▸ **Directions for this task**
Copy nothing but the text: repeat each entry exactly and drop the images.

▸ **Records provided**

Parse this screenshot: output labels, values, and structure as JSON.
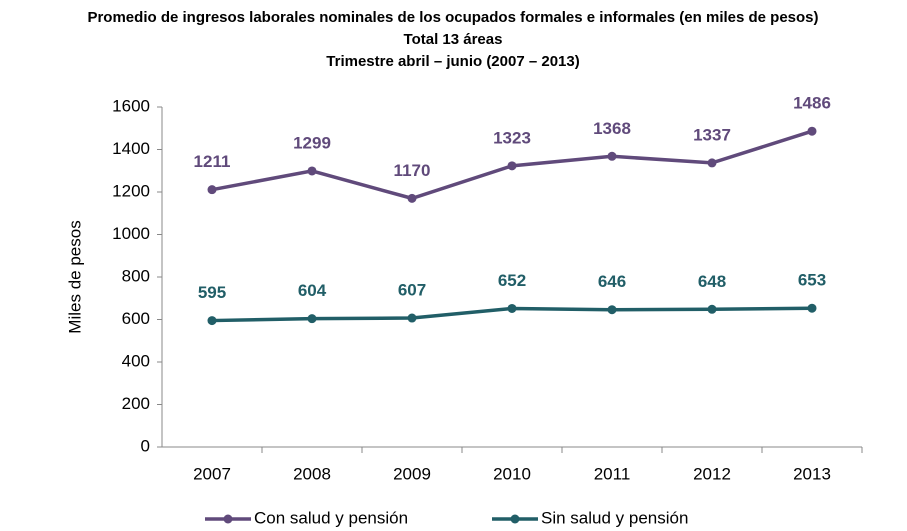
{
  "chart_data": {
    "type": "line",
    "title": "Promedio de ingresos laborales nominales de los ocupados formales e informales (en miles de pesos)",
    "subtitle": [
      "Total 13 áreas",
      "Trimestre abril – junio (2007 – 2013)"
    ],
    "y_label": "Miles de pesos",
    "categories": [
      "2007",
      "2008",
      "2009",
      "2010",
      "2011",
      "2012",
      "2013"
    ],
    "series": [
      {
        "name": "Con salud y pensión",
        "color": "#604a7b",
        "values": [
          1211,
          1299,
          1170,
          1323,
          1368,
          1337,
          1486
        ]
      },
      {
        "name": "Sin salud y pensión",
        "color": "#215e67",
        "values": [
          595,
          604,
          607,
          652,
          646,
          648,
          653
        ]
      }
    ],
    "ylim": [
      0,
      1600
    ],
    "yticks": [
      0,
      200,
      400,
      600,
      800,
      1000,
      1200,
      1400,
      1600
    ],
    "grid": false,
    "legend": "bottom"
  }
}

▸ **Exercise answer**
Parse this screenshot: output labels, values, and structure as JSON.
{
  "chart_data": {
    "type": "line",
    "title": "Promedio de ingresos laborales nominales de los ocupados formales e informales (en miles de pesos)",
    "subtitle": [
      "Total 13 áreas",
      "Trimestre abril – junio (2007 – 2013)"
    ],
    "y_label": "Miles de pesos",
    "categories": [
      "2007",
      "2008",
      "2009",
      "2010",
      "2011",
      "2012",
      "2013"
    ],
    "series": [
      {
        "name": "Con salud y pensión",
        "color": "#604a7b",
        "values": [
          1211,
          1299,
          1170,
          1323,
          1368,
          1337,
          1486
        ]
      },
      {
        "name": "Sin salud y pensión",
        "color": "#215e67",
        "values": [
          595,
          604,
          607,
          652,
          646,
          648,
          653
        ]
      }
    ],
    "ylim": [
      0,
      1600
    ],
    "yticks": [
      0,
      200,
      400,
      600,
      800,
      1000,
      1200,
      1400,
      1600
    ],
    "grid": false,
    "legend": "bottom"
  }
}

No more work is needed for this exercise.